■ **Instruction**
Lines containing the word "print" are the ones to copy from the records below.

■ **Dataset records**
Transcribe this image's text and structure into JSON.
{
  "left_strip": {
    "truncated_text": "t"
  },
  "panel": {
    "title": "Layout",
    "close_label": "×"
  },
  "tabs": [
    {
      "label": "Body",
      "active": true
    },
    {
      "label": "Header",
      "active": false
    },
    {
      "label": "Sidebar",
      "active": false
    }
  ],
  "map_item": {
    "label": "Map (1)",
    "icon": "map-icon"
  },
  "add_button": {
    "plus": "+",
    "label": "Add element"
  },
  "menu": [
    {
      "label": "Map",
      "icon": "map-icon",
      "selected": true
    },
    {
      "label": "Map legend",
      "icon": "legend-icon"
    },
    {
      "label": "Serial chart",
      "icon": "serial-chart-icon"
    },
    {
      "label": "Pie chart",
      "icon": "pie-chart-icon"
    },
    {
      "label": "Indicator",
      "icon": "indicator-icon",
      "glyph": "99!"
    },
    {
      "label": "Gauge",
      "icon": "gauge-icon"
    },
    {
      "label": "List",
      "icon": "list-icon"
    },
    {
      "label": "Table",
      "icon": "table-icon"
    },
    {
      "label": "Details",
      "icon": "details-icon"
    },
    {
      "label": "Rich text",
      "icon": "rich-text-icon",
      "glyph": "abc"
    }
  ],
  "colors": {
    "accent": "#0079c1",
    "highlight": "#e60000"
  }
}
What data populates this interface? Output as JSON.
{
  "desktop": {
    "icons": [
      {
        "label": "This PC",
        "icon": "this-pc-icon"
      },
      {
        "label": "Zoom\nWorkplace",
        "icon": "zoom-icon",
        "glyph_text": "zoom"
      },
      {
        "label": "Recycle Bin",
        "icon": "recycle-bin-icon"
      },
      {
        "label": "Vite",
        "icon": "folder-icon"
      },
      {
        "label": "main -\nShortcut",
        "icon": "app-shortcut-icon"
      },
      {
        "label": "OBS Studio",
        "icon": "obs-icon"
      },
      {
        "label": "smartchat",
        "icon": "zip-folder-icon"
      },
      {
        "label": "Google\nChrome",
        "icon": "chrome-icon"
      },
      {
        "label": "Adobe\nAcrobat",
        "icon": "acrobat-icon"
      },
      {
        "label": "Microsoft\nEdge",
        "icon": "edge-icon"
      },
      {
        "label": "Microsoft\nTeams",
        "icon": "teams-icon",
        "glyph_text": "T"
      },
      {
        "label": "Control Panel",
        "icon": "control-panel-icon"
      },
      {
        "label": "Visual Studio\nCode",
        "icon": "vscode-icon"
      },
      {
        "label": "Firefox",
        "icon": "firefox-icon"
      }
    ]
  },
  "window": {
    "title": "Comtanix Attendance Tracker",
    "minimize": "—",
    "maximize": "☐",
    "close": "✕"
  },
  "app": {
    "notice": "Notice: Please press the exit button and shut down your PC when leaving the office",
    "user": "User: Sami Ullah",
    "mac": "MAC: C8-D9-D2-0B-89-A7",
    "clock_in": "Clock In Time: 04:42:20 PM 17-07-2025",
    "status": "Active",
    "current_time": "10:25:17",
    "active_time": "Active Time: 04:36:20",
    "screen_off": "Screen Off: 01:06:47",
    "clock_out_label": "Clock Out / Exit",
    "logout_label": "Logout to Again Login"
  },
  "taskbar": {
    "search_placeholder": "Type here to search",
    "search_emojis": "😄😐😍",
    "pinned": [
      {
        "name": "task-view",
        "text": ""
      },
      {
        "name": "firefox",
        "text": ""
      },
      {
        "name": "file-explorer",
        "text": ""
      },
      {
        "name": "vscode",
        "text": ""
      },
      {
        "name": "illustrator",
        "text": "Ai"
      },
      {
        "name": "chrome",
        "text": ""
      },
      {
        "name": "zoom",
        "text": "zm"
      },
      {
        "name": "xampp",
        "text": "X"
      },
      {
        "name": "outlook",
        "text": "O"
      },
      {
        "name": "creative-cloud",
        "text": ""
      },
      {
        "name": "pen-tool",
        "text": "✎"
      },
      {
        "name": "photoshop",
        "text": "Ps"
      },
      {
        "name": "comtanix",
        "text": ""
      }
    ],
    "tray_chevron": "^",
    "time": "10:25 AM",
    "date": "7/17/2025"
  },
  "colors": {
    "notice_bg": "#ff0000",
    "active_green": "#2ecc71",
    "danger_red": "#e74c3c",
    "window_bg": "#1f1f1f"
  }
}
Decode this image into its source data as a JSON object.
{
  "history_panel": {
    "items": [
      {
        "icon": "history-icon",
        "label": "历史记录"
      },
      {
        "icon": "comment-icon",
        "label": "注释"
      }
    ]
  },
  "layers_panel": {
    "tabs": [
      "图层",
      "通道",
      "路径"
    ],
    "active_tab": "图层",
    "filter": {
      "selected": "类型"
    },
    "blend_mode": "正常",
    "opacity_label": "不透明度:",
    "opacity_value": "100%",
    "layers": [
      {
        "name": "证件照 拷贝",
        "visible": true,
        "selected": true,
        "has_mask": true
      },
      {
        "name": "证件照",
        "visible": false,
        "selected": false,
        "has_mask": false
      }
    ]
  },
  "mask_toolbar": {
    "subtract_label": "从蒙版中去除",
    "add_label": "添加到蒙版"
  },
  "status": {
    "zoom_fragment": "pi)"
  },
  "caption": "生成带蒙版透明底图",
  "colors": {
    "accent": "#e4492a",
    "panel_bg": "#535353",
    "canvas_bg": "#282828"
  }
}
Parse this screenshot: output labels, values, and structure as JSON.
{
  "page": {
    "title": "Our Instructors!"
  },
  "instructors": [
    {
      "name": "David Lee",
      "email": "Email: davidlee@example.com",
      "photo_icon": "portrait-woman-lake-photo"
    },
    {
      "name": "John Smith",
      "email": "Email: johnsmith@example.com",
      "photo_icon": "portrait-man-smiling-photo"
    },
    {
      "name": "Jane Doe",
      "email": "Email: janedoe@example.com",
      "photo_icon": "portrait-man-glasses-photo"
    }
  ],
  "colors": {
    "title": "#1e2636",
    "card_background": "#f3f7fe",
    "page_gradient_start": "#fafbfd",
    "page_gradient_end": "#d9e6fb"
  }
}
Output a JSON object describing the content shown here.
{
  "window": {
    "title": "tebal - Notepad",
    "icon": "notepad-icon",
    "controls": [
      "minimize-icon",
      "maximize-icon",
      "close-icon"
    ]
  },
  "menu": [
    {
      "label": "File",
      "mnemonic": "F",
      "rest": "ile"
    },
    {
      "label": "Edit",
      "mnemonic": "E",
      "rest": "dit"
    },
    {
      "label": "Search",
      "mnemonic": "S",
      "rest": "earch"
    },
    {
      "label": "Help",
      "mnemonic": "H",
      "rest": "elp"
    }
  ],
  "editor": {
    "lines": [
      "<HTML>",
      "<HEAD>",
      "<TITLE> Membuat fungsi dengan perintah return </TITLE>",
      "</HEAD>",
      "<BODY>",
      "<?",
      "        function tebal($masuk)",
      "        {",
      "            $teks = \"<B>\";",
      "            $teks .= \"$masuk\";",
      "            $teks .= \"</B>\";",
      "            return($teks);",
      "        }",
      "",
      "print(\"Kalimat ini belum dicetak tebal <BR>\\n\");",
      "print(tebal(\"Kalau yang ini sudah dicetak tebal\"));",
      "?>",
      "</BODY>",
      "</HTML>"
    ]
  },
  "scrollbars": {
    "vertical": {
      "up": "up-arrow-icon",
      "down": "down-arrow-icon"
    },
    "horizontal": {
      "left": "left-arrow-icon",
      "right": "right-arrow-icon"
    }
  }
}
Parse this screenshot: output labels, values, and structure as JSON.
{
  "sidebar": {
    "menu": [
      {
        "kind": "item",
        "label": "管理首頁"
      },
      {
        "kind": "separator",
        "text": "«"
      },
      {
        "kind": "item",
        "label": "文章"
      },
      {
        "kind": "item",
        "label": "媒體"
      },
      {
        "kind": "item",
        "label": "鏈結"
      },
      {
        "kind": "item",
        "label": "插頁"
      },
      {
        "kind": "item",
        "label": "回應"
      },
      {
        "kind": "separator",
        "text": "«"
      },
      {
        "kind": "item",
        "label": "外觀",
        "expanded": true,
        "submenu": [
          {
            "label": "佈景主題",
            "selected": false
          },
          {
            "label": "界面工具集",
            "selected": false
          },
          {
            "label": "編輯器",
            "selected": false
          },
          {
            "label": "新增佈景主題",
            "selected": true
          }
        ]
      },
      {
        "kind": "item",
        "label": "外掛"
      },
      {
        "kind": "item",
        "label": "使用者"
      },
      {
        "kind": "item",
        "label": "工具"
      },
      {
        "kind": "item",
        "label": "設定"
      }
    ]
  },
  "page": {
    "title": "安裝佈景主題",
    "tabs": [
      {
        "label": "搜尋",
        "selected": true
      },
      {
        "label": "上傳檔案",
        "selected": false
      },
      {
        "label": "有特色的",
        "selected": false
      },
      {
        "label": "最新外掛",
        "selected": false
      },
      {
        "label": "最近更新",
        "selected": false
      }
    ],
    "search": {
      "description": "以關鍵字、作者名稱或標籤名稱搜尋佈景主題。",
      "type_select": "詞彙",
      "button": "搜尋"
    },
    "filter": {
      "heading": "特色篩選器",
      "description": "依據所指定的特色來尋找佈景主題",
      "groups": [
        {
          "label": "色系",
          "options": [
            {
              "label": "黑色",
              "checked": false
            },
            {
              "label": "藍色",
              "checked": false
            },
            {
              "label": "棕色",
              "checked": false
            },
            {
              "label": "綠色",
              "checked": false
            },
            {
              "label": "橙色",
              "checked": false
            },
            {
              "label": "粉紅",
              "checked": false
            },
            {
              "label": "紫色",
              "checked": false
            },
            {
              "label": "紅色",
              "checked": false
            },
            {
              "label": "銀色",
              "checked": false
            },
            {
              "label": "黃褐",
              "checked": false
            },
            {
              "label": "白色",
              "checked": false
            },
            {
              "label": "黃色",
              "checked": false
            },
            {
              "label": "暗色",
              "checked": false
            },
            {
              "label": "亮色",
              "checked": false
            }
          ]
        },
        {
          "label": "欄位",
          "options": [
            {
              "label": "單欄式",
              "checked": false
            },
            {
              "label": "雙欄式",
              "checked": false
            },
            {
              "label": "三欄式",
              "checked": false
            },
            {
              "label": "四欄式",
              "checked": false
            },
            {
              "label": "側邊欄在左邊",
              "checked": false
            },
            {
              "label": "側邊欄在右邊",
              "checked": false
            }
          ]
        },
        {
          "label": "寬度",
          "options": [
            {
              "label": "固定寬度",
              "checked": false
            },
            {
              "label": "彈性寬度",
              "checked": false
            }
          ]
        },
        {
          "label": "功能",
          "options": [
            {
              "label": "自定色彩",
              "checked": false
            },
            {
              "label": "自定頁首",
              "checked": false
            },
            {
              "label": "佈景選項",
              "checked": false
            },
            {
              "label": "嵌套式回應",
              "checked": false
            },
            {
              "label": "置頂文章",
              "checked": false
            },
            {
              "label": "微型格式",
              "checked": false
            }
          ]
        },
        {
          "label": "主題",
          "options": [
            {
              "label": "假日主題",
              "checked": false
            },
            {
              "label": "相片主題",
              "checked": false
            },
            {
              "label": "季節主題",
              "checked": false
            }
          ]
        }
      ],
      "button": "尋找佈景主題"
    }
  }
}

■ **Solution below**
      "print(\"Kalimat ini belum dicetak tebal <BR>\\n\");",
      "print(tebal(\"Kalau yang ini sudah dicetak tebal\"));",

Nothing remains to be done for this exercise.